WHAT YOU NEED TO DO -> Wherever the word "Магазин" appears in the entries, copy the whole line.

Stored data ->
━━━━━━━━━━━━━━━━━━━━
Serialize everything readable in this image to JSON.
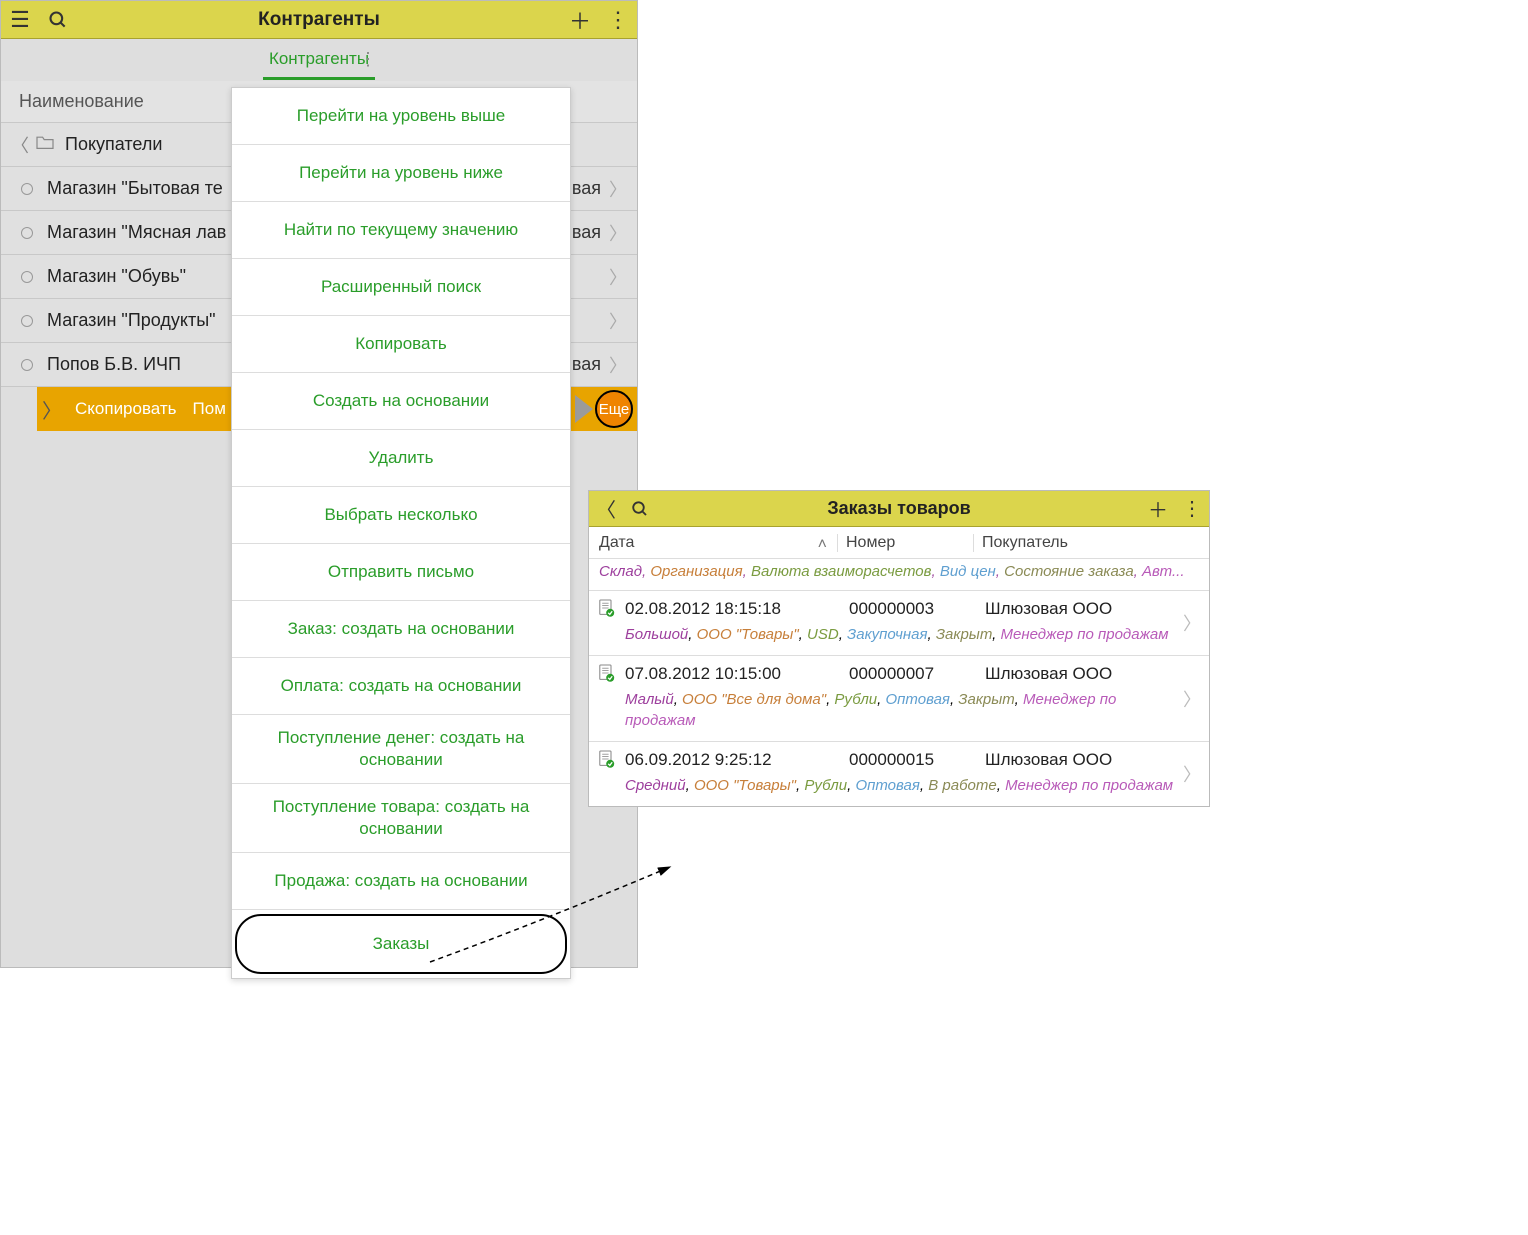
{
  "left": {
    "title": "Контрагенты",
    "tab": "Контрагенты",
    "section": "Наименование",
    "folder": "Покупатели",
    "rows": [
      {
        "name": "Магазин \"Бытовая те",
        "tail": "вая"
      },
      {
        "name": "Магазин \"Мясная лав",
        "tail": "вая"
      },
      {
        "name": "Магазин \"Обувь\"",
        "tail": ""
      },
      {
        "name": "Магазин \"Продукты\"",
        "tail": ""
      },
      {
        "name": "Попов Б.В. ИЧП",
        "tail": "вая"
      }
    ],
    "actionbar": {
      "copy": "Скопировать",
      "mark": "Пом",
      "more": "Еще"
    },
    "ctx": [
      "Перейти на уровень выше",
      "Перейти на уровень ниже",
      "Найти по текущему значению",
      "Расширенный поиск",
      "Копировать",
      "Создать на основании",
      "Удалить",
      "Выбрать несколько",
      "Отправить письмо",
      "Заказ: создать на основании",
      "Оплата: создать на основании",
      "Поступление денег: создать на основании",
      "Поступление товара: создать на основании",
      "Продажа: создать на основании",
      "Заказы"
    ]
  },
  "right": {
    "title": "Заказы товаров",
    "cols": {
      "c1": "Дата",
      "c2": "Номер",
      "c3": "Покупатель"
    },
    "meta": {
      "sklad": "Склад",
      "org": "Организация",
      "val": "Валюта взаиморасчетов",
      "vid": "Вид цен",
      "stat": "Состояние заказа",
      "avt": "Авт..."
    },
    "orders": [
      {
        "date": "02.08.2012 18:15:18",
        "num": "000000003",
        "cust": "Шлюзовая ООО",
        "sub_sklad": "Большой",
        "sub_org": "ООО \"Товары\"",
        "sub_val": "USD",
        "sub_vid": "Закупочная",
        "sub_stat": "Закрыт",
        "sub_avt": "Менеджер по продажам"
      },
      {
        "date": "07.08.2012 10:15:00",
        "num": "000000007",
        "cust": "Шлюзовая ООО",
        "sub_sklad": "Малый",
        "sub_org": "ООО \"Все для дома\"",
        "sub_val": "Рубли",
        "sub_vid": "Оптовая",
        "sub_stat": "Закрыт",
        "sub_avt": "Менеджер по продажам"
      },
      {
        "date": "06.09.2012 9:25:12",
        "num": "000000015",
        "cust": "Шлюзовая ООО",
        "sub_sklad": "Средний",
        "sub_org": "ООО \"Товары\"",
        "sub_val": "Рубли",
        "sub_vid": "Оптовая",
        "sub_stat": "В работе",
        "sub_avt": "Менеджер по продажам"
      }
    ]
  }
}
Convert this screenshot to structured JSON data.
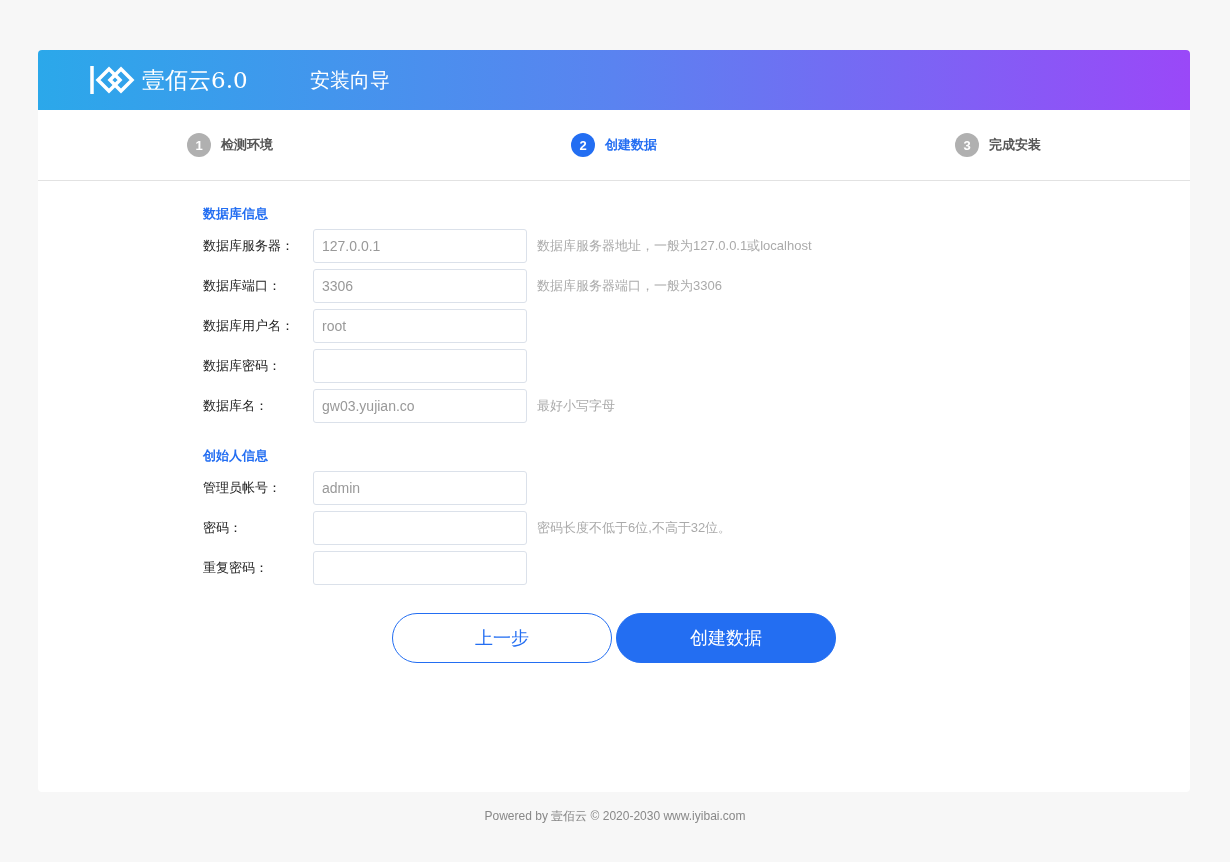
{
  "header": {
    "logo_text": "壹佰云6.0",
    "title": "安装向导"
  },
  "steps": [
    {
      "number": "1",
      "label": "检测环境",
      "selected": false
    },
    {
      "number": "2",
      "label": "创建数据",
      "selected": true
    },
    {
      "number": "3",
      "label": "完成安装",
      "selected": false
    }
  ],
  "sections": [
    {
      "title": "数据库信息",
      "fields": [
        {
          "label": "数据库服务器：",
          "value": "127.0.0.1",
          "hint": "数据库服务器地址，一般为127.0.0.1或localhost"
        },
        {
          "label": "数据库端口：",
          "value": "3306",
          "hint": "数据库服务器端口，一般为3306"
        },
        {
          "label": "数据库用户名：",
          "value": "root"
        },
        {
          "label": "数据库密码："
        },
        {
          "label": "数据库名：",
          "value": "gw03.yujian.co",
          "hint": "最好小写字母"
        }
      ]
    },
    {
      "title": "创始人信息",
      "fields": [
        {
          "label": "管理员帐号：",
          "value": "admin"
        },
        {
          "label": "密码：",
          "hint": "密码长度不低于6位,不高于32位。"
        },
        {
          "label": "重复密码："
        }
      ]
    }
  ],
  "buttons": [
    {
      "kind": "secondary",
      "label": "上一步"
    },
    {
      "kind": "primary",
      "label": "创建数据"
    }
  ],
  "footer": "Powered by 壹佰云 © 2020-2030 www.iyibai.com"
}
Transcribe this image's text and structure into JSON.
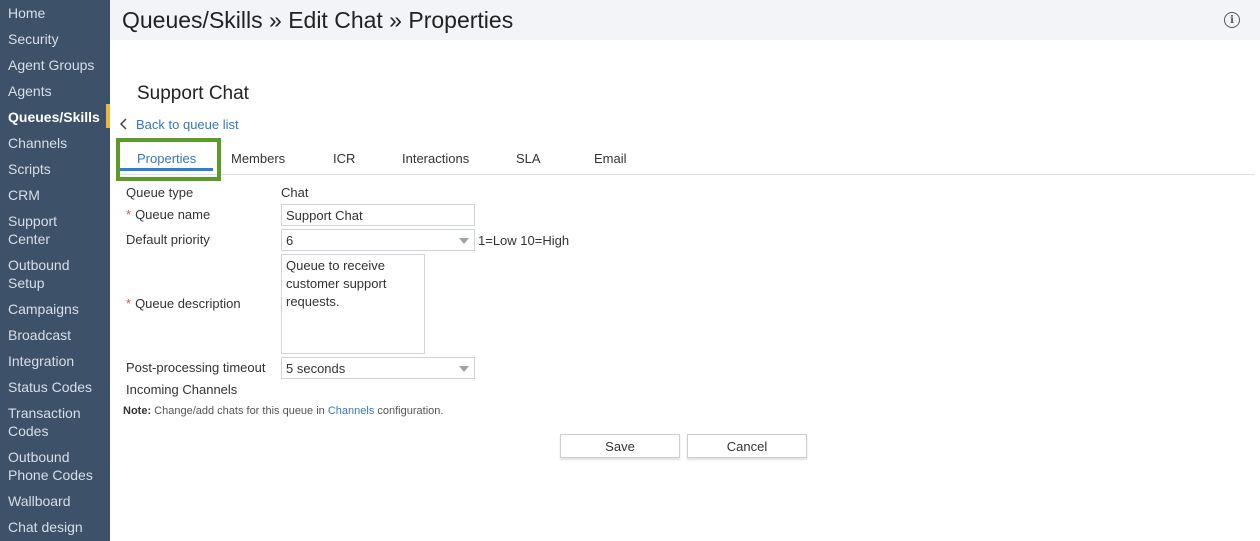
{
  "sidebar": {
    "items": [
      {
        "label": "Home"
      },
      {
        "label": "Security"
      },
      {
        "label": "Agent Groups"
      },
      {
        "label": "Agents"
      },
      {
        "label": "Queues/Skills",
        "active": true
      },
      {
        "label": "Channels"
      },
      {
        "label": "Scripts"
      },
      {
        "label": "CRM"
      },
      {
        "label": "Support",
        "label2": "Center"
      },
      {
        "label": "Outbound",
        "label2": "Setup"
      },
      {
        "label": "Campaigns"
      },
      {
        "label": "Broadcast"
      },
      {
        "label": "Integration"
      },
      {
        "label": "Status Codes"
      },
      {
        "label": "Transaction",
        "label2": "Codes"
      },
      {
        "label": "Outbound",
        "label2": "Phone Codes"
      },
      {
        "label": "Wallboard"
      },
      {
        "label": "Chat design"
      }
    ],
    "accent_color": "#f1b43f",
    "background": "#3d5169"
  },
  "header": {
    "title": "Queues/Skills » Edit Chat » Properties",
    "info_icon": "info-icon"
  },
  "main": {
    "queue_title": "Support Chat",
    "back_link": "Back to queue list",
    "tabs": [
      {
        "label": "Properties",
        "active": true
      },
      {
        "label": "Members"
      },
      {
        "label": "ICR"
      },
      {
        "label": "Interactions"
      },
      {
        "label": "SLA"
      },
      {
        "label": "Email"
      }
    ],
    "form": {
      "queue_type_label": "Queue type",
      "queue_type_value": "Chat",
      "required_mark": "*",
      "queue_name_label": "Queue name",
      "queue_name_value": "Support Chat",
      "default_priority_label": "Default priority",
      "default_priority_value": "6",
      "priority_hint": "1=Low 10=High",
      "queue_description_label": "Queue description",
      "queue_description_lines": [
        "Queue to receive",
        "customer support",
        "requests."
      ],
      "post_processing_label": "Post-processing timeout",
      "post_processing_value": "5 seconds",
      "incoming_channels_label": "Incoming Channels"
    },
    "note": {
      "prefix": "Note:",
      "text_before": " Change/add chats for this queue in ",
      "link": "Channels",
      "text_after": " configuration."
    },
    "buttons": {
      "save": "Save",
      "cancel": "Cancel"
    },
    "colors": {
      "link": "#3577c1",
      "tab_highlight_border": "#5c9b29",
      "tab_underline": "#2c7fd8",
      "required": "#d9534f"
    }
  }
}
━━━━━━━━━━━━━━━━━━━━
EXERCISE RESULT ->
        "name": "Магазин \"Бытовая те",
        "name": "Магазин \"Мясная лав",
        "name": "Магазин \"Обувь\"",
        "name": "Магазин \"Продукты\"",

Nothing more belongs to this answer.